[start of Provided records]

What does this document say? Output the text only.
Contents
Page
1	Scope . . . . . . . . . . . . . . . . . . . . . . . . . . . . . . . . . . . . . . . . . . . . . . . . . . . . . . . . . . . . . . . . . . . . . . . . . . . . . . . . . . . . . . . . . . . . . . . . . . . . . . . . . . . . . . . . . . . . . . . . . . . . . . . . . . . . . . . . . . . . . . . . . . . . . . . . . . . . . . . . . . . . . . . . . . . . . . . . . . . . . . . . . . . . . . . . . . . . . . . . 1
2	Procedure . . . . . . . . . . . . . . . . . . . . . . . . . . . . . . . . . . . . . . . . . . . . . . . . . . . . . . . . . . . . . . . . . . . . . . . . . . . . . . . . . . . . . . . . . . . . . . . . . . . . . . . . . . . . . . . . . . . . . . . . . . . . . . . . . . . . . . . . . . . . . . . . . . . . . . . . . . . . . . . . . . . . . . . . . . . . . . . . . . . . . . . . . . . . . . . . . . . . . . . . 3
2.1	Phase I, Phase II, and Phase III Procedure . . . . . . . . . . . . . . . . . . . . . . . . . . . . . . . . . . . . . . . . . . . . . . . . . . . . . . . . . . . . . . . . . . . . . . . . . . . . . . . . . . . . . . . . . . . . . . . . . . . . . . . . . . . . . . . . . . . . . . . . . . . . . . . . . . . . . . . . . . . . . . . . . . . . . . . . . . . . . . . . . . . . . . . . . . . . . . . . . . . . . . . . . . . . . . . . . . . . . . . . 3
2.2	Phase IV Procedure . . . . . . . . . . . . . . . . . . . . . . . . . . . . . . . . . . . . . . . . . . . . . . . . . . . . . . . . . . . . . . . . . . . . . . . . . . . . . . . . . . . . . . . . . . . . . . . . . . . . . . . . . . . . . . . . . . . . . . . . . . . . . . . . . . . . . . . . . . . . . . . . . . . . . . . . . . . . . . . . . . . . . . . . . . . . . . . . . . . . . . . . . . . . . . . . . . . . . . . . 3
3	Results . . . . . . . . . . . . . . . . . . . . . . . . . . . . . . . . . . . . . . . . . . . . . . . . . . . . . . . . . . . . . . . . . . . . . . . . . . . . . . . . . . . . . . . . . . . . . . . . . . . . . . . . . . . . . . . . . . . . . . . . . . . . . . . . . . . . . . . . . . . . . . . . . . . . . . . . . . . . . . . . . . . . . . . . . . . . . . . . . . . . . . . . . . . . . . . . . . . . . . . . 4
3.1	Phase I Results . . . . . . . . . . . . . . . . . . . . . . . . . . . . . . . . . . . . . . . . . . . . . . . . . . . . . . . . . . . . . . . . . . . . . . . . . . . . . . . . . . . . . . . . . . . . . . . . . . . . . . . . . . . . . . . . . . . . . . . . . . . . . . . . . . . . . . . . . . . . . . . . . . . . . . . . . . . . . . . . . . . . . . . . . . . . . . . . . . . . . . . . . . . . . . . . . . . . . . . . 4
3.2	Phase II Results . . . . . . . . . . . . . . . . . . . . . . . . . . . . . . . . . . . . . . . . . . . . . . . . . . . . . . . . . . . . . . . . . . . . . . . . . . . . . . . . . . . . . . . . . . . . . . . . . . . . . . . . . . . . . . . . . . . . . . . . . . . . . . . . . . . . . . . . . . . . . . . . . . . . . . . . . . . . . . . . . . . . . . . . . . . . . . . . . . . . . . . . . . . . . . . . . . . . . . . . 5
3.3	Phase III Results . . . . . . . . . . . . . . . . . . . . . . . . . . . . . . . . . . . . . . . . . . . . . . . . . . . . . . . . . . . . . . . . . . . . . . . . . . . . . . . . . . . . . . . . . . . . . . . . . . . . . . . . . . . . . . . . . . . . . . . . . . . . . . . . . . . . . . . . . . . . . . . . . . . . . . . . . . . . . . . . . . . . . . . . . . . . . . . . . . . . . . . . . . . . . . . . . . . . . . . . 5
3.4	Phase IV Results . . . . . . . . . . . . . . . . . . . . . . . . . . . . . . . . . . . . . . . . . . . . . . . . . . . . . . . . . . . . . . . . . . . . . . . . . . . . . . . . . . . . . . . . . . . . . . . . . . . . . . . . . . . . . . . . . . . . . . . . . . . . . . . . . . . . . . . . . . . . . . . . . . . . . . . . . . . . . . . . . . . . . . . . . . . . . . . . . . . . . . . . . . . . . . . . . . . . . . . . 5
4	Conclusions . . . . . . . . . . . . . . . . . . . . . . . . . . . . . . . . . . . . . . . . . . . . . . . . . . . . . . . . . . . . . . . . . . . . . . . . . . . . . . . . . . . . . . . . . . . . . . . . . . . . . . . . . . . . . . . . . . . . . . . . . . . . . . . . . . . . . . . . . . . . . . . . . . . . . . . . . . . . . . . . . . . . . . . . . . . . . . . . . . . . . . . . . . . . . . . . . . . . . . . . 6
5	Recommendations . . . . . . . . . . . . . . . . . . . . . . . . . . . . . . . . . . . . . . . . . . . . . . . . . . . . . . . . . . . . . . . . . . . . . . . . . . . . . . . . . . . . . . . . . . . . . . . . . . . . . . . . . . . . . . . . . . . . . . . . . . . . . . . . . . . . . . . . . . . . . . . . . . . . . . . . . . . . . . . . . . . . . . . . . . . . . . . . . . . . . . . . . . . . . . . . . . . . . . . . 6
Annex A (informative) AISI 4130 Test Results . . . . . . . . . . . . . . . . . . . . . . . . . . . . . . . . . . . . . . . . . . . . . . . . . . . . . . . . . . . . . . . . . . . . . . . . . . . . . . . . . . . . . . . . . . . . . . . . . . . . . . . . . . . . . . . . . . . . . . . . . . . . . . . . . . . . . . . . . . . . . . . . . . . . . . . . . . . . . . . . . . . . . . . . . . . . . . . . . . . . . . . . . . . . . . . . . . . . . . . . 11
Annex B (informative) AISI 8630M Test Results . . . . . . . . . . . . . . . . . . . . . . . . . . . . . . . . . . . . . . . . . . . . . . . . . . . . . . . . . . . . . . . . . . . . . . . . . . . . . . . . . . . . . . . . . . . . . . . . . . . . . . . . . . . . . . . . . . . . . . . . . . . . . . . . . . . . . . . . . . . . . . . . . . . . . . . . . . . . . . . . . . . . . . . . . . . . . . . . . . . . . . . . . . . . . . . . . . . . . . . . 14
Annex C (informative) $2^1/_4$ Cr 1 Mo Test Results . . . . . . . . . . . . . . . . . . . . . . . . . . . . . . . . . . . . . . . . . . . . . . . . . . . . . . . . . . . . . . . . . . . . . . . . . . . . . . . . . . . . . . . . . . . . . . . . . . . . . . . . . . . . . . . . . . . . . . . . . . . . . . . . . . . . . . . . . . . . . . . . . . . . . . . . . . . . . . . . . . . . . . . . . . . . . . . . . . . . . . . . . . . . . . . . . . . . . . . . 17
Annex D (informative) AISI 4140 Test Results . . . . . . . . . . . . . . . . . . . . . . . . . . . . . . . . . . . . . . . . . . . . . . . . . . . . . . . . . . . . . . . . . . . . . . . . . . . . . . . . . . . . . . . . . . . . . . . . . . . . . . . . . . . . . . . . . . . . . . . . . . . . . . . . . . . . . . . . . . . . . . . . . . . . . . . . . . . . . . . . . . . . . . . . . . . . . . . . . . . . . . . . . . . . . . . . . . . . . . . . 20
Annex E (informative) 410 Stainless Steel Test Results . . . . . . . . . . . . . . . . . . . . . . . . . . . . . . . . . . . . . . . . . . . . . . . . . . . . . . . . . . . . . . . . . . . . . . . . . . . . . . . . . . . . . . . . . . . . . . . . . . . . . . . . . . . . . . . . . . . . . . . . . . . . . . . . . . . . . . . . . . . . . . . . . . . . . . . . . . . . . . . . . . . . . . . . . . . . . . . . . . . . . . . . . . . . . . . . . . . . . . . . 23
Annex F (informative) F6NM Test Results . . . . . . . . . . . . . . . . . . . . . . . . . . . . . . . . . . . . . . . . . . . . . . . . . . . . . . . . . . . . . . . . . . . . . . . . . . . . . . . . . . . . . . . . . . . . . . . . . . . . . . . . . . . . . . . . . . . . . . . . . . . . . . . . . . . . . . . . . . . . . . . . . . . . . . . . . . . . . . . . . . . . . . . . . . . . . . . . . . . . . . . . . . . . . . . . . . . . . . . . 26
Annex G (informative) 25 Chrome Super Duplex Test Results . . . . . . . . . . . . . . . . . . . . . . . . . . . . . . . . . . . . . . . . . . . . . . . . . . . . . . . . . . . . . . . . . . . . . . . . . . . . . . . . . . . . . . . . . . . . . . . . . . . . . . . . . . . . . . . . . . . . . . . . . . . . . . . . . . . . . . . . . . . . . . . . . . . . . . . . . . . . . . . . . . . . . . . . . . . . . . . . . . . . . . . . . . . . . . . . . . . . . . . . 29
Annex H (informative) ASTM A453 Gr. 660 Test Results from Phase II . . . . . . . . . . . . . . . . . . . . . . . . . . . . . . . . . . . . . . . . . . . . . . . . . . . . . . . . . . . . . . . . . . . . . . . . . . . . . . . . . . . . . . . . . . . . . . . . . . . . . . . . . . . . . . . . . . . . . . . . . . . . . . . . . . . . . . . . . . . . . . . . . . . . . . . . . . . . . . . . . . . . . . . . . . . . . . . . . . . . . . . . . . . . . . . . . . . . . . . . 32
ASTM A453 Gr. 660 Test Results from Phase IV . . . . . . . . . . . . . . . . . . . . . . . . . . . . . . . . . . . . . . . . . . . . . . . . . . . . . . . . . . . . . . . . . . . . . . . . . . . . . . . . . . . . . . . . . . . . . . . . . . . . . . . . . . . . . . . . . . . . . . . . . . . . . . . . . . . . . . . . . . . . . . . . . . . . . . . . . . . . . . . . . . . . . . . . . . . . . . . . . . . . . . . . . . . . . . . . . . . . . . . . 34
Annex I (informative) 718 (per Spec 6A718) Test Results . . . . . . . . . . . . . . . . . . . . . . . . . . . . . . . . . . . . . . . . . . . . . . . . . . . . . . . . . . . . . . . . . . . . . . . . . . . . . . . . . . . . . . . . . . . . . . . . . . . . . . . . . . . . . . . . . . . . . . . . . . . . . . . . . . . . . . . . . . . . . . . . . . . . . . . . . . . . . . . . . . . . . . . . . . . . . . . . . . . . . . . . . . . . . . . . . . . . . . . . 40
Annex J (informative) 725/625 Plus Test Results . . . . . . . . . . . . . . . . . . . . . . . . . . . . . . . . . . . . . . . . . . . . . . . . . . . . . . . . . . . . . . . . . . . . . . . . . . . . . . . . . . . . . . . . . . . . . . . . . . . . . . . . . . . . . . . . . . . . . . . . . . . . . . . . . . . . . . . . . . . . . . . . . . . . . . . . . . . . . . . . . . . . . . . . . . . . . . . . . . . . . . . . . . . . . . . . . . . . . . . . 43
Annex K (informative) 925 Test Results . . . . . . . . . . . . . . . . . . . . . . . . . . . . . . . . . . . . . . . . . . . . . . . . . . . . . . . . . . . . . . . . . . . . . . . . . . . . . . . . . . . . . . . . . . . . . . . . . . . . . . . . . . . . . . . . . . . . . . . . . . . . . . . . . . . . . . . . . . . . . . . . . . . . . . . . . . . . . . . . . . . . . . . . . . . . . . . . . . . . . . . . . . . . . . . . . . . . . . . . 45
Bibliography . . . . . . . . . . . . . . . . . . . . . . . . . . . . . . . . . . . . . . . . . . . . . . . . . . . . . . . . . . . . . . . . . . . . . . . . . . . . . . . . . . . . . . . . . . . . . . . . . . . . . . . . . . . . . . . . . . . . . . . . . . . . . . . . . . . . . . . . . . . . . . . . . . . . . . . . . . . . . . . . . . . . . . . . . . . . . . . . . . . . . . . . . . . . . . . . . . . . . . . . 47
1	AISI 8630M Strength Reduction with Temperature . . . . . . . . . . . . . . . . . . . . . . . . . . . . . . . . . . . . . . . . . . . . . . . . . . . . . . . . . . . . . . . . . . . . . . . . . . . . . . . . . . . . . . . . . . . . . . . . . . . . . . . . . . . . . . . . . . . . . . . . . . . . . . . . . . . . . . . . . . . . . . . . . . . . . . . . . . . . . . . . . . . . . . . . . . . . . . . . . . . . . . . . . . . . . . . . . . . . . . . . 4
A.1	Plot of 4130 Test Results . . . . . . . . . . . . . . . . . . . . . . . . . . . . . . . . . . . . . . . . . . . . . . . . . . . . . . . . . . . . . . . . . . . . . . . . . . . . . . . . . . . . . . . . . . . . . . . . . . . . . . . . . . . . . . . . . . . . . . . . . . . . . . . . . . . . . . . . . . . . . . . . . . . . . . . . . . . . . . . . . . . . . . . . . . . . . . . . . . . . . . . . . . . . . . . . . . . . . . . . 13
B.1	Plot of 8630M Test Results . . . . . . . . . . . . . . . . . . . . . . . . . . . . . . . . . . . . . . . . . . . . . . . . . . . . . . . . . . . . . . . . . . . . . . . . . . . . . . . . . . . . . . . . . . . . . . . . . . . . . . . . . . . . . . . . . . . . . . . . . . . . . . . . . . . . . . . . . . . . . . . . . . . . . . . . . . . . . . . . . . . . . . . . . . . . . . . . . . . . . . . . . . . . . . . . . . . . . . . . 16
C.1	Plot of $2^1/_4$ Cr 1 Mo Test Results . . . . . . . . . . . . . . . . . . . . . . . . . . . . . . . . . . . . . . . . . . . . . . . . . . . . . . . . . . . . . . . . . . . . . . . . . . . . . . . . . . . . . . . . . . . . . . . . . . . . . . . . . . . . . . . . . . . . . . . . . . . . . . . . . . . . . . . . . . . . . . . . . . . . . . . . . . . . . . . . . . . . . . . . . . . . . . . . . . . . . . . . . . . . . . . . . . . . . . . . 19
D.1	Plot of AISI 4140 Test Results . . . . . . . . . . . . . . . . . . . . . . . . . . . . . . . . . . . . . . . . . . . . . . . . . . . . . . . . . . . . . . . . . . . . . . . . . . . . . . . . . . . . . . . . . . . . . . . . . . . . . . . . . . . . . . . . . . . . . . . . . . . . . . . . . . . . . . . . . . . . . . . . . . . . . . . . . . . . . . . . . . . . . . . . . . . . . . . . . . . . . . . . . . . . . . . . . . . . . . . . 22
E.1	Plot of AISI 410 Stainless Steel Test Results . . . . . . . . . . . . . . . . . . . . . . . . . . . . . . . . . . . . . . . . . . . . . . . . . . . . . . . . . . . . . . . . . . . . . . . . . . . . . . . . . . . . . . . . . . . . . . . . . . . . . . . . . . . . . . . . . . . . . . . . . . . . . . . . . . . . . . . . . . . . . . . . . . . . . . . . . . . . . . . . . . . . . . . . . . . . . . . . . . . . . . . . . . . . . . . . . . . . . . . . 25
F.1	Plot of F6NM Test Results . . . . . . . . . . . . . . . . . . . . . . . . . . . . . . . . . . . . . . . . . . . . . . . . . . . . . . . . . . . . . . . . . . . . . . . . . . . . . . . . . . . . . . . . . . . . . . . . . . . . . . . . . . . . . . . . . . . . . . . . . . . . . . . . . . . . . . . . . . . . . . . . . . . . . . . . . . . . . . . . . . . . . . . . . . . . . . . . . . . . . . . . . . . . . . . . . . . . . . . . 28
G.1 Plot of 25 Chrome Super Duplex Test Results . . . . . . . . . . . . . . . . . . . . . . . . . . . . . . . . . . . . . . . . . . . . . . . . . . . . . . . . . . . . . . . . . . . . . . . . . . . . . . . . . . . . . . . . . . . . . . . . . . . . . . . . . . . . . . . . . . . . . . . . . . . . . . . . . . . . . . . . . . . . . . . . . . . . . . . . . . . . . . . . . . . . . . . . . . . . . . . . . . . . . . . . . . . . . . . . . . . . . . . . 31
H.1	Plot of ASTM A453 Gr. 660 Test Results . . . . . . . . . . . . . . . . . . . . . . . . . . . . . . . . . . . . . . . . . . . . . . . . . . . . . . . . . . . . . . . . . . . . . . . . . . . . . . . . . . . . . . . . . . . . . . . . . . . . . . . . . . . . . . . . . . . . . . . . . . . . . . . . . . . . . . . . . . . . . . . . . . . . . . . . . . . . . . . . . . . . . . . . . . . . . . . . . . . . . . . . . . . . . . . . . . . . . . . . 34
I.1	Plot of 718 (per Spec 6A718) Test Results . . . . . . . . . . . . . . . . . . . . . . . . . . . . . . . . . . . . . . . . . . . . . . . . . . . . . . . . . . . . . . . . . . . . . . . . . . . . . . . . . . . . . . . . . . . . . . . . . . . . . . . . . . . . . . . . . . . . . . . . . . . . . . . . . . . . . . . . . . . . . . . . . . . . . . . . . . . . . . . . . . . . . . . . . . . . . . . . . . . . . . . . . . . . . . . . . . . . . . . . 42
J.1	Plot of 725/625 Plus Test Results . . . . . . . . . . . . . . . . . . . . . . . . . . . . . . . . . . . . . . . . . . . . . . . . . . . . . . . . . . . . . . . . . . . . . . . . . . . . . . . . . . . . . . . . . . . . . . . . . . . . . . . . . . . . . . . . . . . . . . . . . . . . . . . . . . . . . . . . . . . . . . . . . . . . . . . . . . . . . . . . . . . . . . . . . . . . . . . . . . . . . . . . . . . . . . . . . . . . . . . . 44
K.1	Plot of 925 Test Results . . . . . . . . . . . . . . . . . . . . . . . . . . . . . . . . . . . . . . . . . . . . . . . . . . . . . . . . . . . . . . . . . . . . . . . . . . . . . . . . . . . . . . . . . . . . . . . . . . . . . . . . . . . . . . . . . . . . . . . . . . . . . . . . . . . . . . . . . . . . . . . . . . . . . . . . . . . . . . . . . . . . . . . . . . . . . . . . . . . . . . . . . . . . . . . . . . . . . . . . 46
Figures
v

[end of Provided records]

What is expected: Check each line of the records above for the string "Spec", and report every line that has it.

Solution below:
Annex I (informative) 718 (per Spec 6A718) Test Results . . . . . . . . . . . . . . . . . . . . . . . . . . . . . . . . . . . . . . . . . . . . . . . . . . . . . . . . . . . . . . . . . . . . . . . . . . . . . . . . . . . . . . . . . . . . . . . . . . . . . . . . . . . . . . . . . . . . . . . . . . . . . . . . . . . . . . . . . . . . . . . . . . . . . . . . . . . . . . . . . . . . . . . . . . . . . . . . . . . . . . . . . . . . . . . . . . . . . . . . 40
I.1	Plot of 718 (per Spec 6A718) Test Results . . . . . . . . . . . . . . . . . . . . . . . . . . . . . . . . . . . . . . . . . . . . . . . . . . . . . . . . . . . . . . . . . . . . . . . . . . . . . . . . . . . . . . . . . . . . . . . . . . . . . . . . . . . . . . . . . . . . . . . . . . . . . . . . . . . . . . . . . . . . . . . . . . . . . . . . . . . . . . . . . . . . . . . . . . . . . . . . . . . . . . . . . . . . . . . . . . . . . . . . 42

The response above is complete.